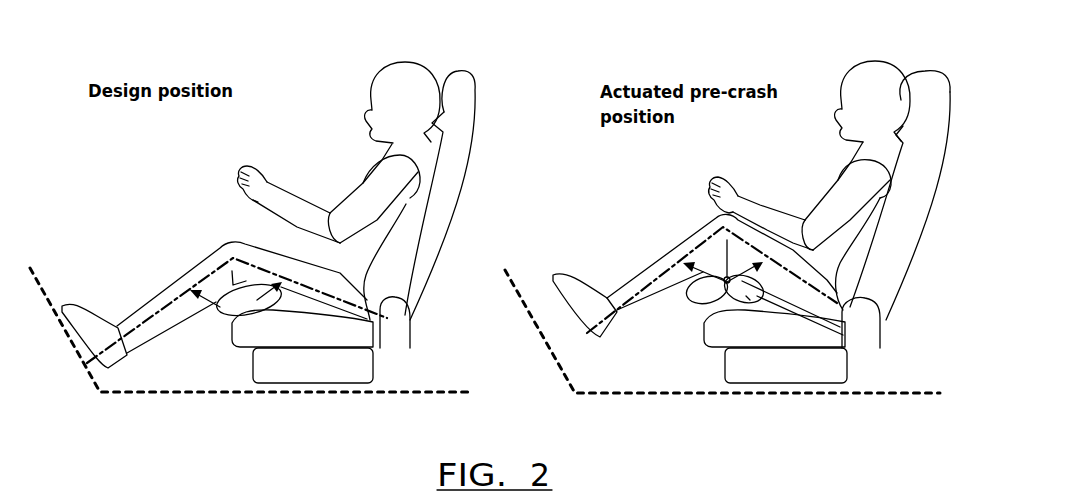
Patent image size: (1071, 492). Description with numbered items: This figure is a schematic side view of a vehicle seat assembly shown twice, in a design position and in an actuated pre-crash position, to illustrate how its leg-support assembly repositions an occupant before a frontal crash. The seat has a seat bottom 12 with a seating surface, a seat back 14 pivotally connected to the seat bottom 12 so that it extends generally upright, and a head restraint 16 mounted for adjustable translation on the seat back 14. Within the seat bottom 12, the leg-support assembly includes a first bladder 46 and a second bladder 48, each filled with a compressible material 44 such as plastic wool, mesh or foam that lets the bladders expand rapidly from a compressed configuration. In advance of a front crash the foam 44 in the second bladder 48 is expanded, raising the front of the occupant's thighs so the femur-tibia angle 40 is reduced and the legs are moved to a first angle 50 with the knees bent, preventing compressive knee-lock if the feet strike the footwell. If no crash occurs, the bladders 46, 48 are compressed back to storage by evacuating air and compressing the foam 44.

The seat bottom 12 is at (800, 337).
The seat back 14 is at (890, 257).
The head restraint 16 is at (935, 90).
The femur-tibia angle 40 is at (230, 315).
The compressible material 44 is at (695, 298).
The first bladder 46 is at (700, 302).
The second bladder 48 is at (742, 300).
The first angle 50 is at (727, 284).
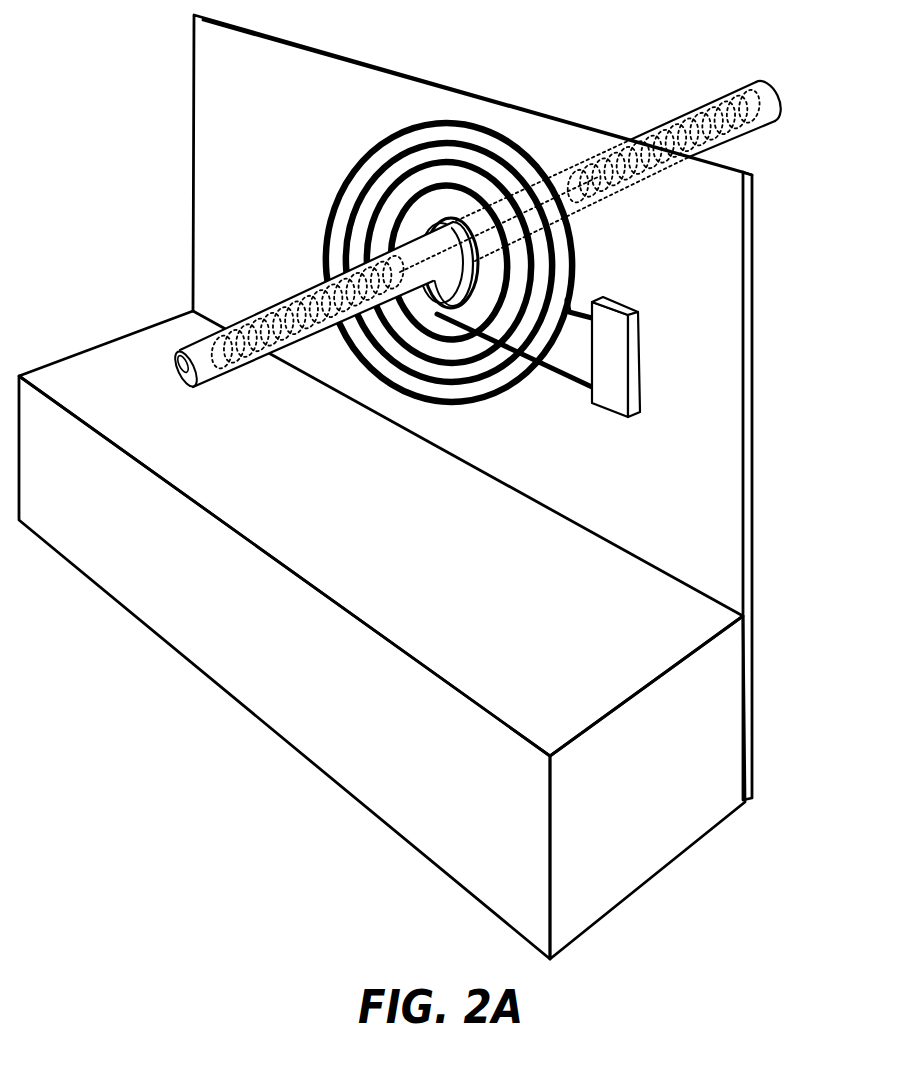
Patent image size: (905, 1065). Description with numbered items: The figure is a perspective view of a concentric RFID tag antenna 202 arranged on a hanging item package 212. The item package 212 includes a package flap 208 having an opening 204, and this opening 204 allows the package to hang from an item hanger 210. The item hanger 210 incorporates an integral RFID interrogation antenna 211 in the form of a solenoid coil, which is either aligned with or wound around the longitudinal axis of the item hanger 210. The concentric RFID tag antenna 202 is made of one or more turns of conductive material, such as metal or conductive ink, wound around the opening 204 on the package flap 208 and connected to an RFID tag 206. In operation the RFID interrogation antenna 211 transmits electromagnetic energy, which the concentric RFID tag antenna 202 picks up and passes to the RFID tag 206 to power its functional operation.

The concentric RFID tag antenna 202 is at (422, 261).
The opening 204 is at (379, 339).
The RFID tag 206 is at (653, 334).
The package flap 208 is at (428, 407).
The item hanger 210 is at (501, 214).
The RFID interrogation antenna 211 is at (492, 255).
The item package 212 is at (382, 616).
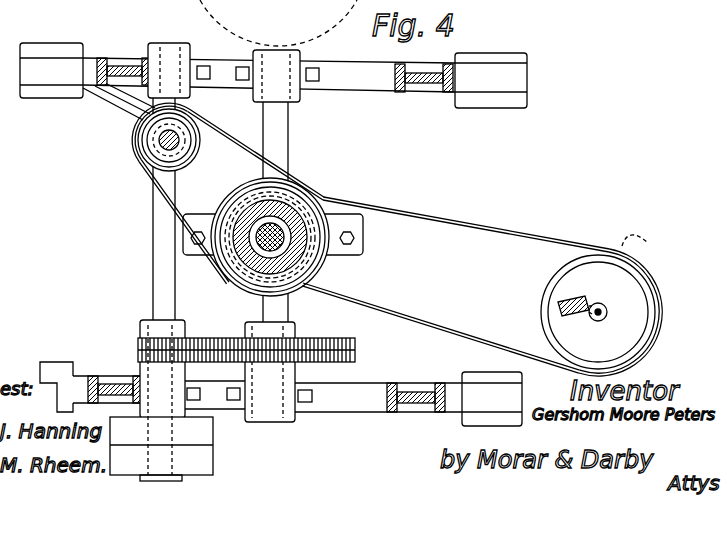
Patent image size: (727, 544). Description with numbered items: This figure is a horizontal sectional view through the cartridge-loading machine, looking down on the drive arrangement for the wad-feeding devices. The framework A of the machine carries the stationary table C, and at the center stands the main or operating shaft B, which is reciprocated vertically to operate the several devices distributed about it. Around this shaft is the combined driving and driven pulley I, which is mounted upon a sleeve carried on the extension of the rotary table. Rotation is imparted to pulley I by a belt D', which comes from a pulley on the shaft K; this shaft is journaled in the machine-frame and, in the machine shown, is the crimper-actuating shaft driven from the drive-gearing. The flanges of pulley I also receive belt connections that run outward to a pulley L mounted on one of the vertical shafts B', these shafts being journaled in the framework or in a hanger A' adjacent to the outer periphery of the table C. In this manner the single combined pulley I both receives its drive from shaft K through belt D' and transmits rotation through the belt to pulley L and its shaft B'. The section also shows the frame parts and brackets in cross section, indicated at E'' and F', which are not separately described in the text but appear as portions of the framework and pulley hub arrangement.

The framework A is at (273, 221).
The hanger A' is at (546, 297).
The main or operating shaft B is at (277, 236).
The vertical shafts B' is at (631, 301).
The stationary table C is at (397, 239).
The belt D' is at (193, 209).
The hatched ring of pulley B E'' is at (253, 254).
The bracket F' is at (286, 234).
The combined driving and driven pulley I is at (282, 250).
The shaft K is at (160, 147).
The pulley L is at (587, 295).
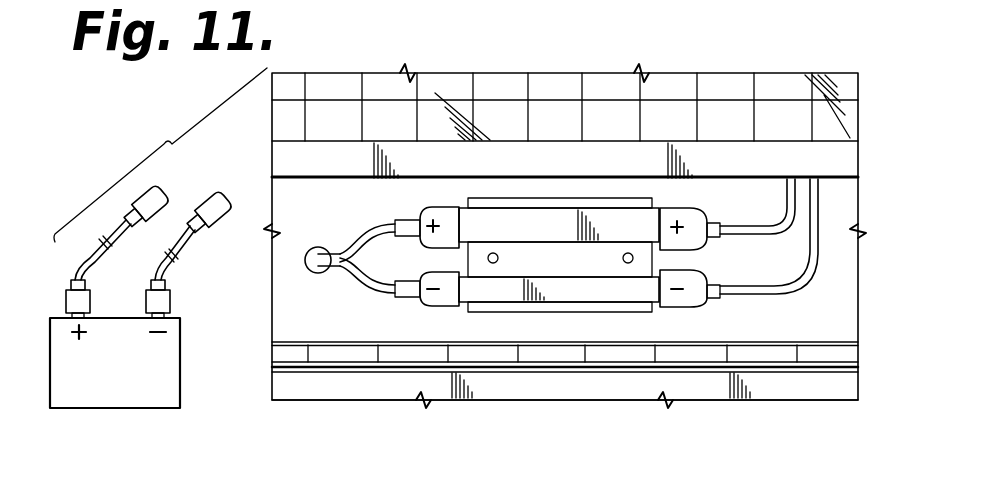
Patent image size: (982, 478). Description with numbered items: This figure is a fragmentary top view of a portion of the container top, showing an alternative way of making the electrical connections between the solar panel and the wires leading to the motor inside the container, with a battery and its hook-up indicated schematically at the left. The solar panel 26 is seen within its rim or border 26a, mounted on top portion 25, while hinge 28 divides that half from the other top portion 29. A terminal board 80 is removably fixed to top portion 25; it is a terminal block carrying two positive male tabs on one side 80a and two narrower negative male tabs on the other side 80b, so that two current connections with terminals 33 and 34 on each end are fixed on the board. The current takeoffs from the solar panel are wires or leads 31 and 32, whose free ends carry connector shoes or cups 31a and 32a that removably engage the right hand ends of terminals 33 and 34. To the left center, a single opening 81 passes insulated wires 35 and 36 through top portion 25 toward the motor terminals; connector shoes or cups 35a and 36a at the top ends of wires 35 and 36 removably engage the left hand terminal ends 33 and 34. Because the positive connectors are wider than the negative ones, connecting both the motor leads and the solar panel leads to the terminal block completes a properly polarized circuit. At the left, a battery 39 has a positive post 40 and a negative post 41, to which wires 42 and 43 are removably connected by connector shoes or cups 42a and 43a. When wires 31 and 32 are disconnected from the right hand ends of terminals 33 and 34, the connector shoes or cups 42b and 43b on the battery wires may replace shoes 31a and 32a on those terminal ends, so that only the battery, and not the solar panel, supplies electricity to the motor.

The solar panel 26 is at (666, 79).
The rim or border of panel 26a is at (548, 156).
The top portion 25 is at (641, 333).
The hinge 28 is at (771, 353).
The top portion 29 is at (521, 388).
The terminal board 80 is at (551, 249).
The positive side of terminal block 80a is at (610, 183).
The negative side of terminal block 80b is at (598, 312).
The terminal 33 is at (465, 200).
The terminal 34 is at (463, 310).
The insulated wire 35 is at (365, 228).
The connector shoe or cup 35a is at (436, 215).
The insulated wire 36 is at (358, 273).
The connector shoe or cup 36a is at (422, 300).
The single opening 81 is at (318, 248).
The wire or lead 31 is at (786, 205).
The connector shoe or cup 31a is at (703, 215).
The wire or lead 32 is at (786, 294).
The connector shoe or cup 32a is at (698, 282).
The battery 39 is at (131, 402).
The positive post 40 is at (84, 316).
The negative post 41 is at (162, 315).
The wire 42 is at (85, 272).
The connector shoe or cup 42a is at (66, 297).
The connector shoe or cup 42b is at (162, 196).
The wire 43 is at (183, 256).
The connector shoe or cup 43a is at (170, 300).
The connector shoe or cup 43b is at (214, 208).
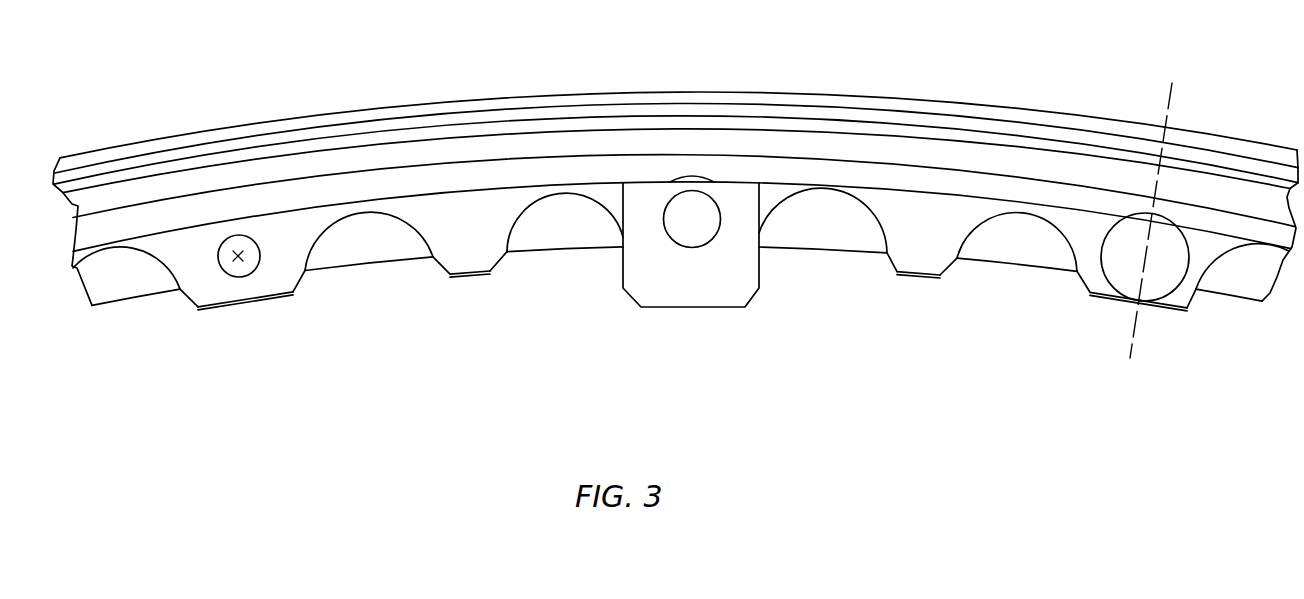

• Your objective
Reproduce every line of the entries above word for word, omitting the pictures.

• Task answer
Patent image size: (1071, 492). Description with numbered items: This figure is a schematic side view of a vehicle seat assembly shown twice, in a design position and in an actuated pre-crash position, to illustrate how its leg-support assembly repositions an occupant before a frontal crash. The seat has a seat bottom 12 with a seating surface, a seat back 14 pivotally connected to the seat bottom 12 so that it extends generally upright, and a head restraint 16 mounted for adjustable translation on the seat back 14. Within the seat bottom 12, the leg-support assembly includes a first bladder 46 and a second bladder 48, each filled with a compressible material 44 such as plastic wool, mesh or foam that lets the bladders expand rapidly from a compressed configuration. In advance of a front crash the foam 44 in the second bladder 48 is expanded, raising the front of the occupant's thighs so the femur-tibia angle 40 is reduced and the legs are moved to a first angle 50 with the knees bent, preventing compressive knee-lock if the feet strike the footwell. If no crash occurs, the bladders 46, 48 are compressed back to storage by evacuating air and compressing the foam 44.

The seat bottom 12 is at (800, 337).
The seat back 14 is at (890, 257).
The head restraint 16 is at (935, 90).
The femur-tibia angle 40 is at (230, 315).
The compressible material 44 is at (695, 298).
The first bladder 46 is at (700, 302).
The second bladder 48 is at (742, 300).
The first angle 50 is at (727, 284).
Patent image size: (905, 1065). Description with numbered items: The figure is a perspective view of a concentric RFID tag antenna 202 arranged on a hanging item package 212. The item package 212 includes a package flap 208 having an opening 204, and this opening 204 allows the package to hang from an item hanger 210. The item hanger 210 incorporates an integral RFID interrogation antenna 211 in the form of a solenoid coil, which is either aligned with or wound around the longitudinal axis of the item hanger 210. The concentric RFID tag antenna 202 is made of one or more turns of conductive material, such as metal or conductive ink, wound around the opening 204 on the package flap 208 and connected to an RFID tag 206. In operation the RFID interrogation antenna 211 transmits electromagnetic energy, which the concentric RFID tag antenna 202 picks up and passes to the RFID tag 206 to power its functional operation.

The concentric RFID tag antenna 202 is at (422, 261).
The opening 204 is at (379, 339).
The RFID tag 206 is at (653, 334).
The package flap 208 is at (428, 407).
The item hanger 210 is at (501, 214).
The RFID interrogation antenna 211 is at (492, 255).
The item package 212 is at (382, 616).
Patent image size: (727, 544). Description with numbered items: This figure is a horizontal sectional view through the cartridge-loading machine, looking down on the drive arrangement for the wad-feeding devices. The framework A of the machine carries the stationary table C, and at the center stands the main or operating shaft B, which is reciprocated vertically to operate the several devices distributed about it. Around this shaft is the combined driving and driven pulley I, which is mounted upon a sleeve carried on the extension of the rotary table. Rotation is imparted to pulley I by a belt D', which comes from a pulley on the shaft K; this shaft is journaled in the machine-frame and, in the machine shown, is the crimper-actuating shaft driven from the drive-gearing. The flanges of pulley I also receive belt connections that run outward to a pulley L mounted on one of the vertical shafts B', these shafts being journaled in the framework or in a hanger A' adjacent to the outer periphery of the table C. In this manner the single combined pulley I both receives its drive from shaft K through belt D' and transmits rotation through the belt to pulley L and its shaft B'. The section also shows the frame parts and brackets in cross section, indicated at E'' and F', which are not separately described in the text but appear as portions of the framework and pulley hub arrangement.

The framework A is at (273, 221).
The hanger A' is at (546, 297).
The main or operating shaft B is at (277, 236).
The vertical shafts B' is at (631, 301).
The stationary table C is at (397, 239).
The belt D' is at (193, 209).
The hatched ring of pulley B E'' is at (253, 254).
The bracket F' is at (286, 234).
The combined driving and driven pulley I is at (282, 250).
The shaft K is at (160, 147).
The pulley L is at (587, 295).
Patent image size: (982, 478). Description with numbered items: This figure is a fragmentary top view of a portion of the container top, showing an alternative way of making the electrical connections between the solar panel and the wires leading to the motor inside the container, with a battery and its hook-up indicated schematically at the left. The solar panel 26 is seen within its rim or border 26a, mounted on top portion 25, while hinge 28 divides that half from the other top portion 29. A terminal board 80 is removably fixed to top portion 25; it is a terminal block carrying two positive male tabs on one side 80a and two narrower negative male tabs on the other side 80b, so that two current connections with terminals 33 and 34 on each end are fixed on the board. The current takeoffs from the solar panel are wires or leads 31 and 32, whose free ends carry connector shoes or cups 31a and 32a that removably engage the right hand ends of terminals 33 and 34. To the left center, a single opening 81 passes insulated wires 35 and 36 through top portion 25 toward the motor terminals; connector shoes or cups 35a and 36a at the top ends of wires 35 and 36 removably engage the left hand terminal ends 33 and 34. Because the positive connectors are wider than the negative ones, connecting both the motor leads and the solar panel leads to the terminal block completes a properly polarized circuit. At the left, a battery 39 has a positive post 40 and a negative post 41, to which wires 42 and 43 are removably connected by connector shoes or cups 42a and 43a. When wires 31 and 32 are disconnected from the right hand ends of terminals 33 and 34, the connector shoes or cups 42b and 43b on the battery wires may replace shoes 31a and 32a on those terminal ends, so that only the battery, and not the solar panel, supplies electricity to the motor.

The solar panel 26 is at (666, 79).
The rim or border of panel 26a is at (548, 156).
The top portion 25 is at (641, 333).
The hinge 28 is at (771, 353).
The top portion 29 is at (521, 388).
The terminal board 80 is at (551, 249).
The positive side of terminal block 80a is at (610, 183).
The negative side of terminal block 80b is at (598, 312).
The terminal 33 is at (465, 200).
The terminal 34 is at (463, 310).
The insulated wire 35 is at (365, 228).
The connector shoe or cup 35a is at (436, 215).
The insulated wire 36 is at (358, 273).
The connector shoe or cup 36a is at (422, 300).
The single opening 81 is at (318, 248).
The wire or lead 31 is at (786, 205).
The connector shoe or cup 31a is at (703, 215).
The wire or lead 32 is at (786, 294).
The connector shoe or cup 32a is at (698, 282).
The battery 39 is at (131, 402).
The positive post 40 is at (84, 316).
The negative post 41 is at (162, 315).
The wire 42 is at (85, 272).
The connector shoe or cup 42a is at (66, 297).
The connector shoe or cup 42b is at (162, 196).
The wire 43 is at (183, 256).
The connector shoe or cup 43a is at (170, 300).
The connector shoe or cup 43b is at (214, 208).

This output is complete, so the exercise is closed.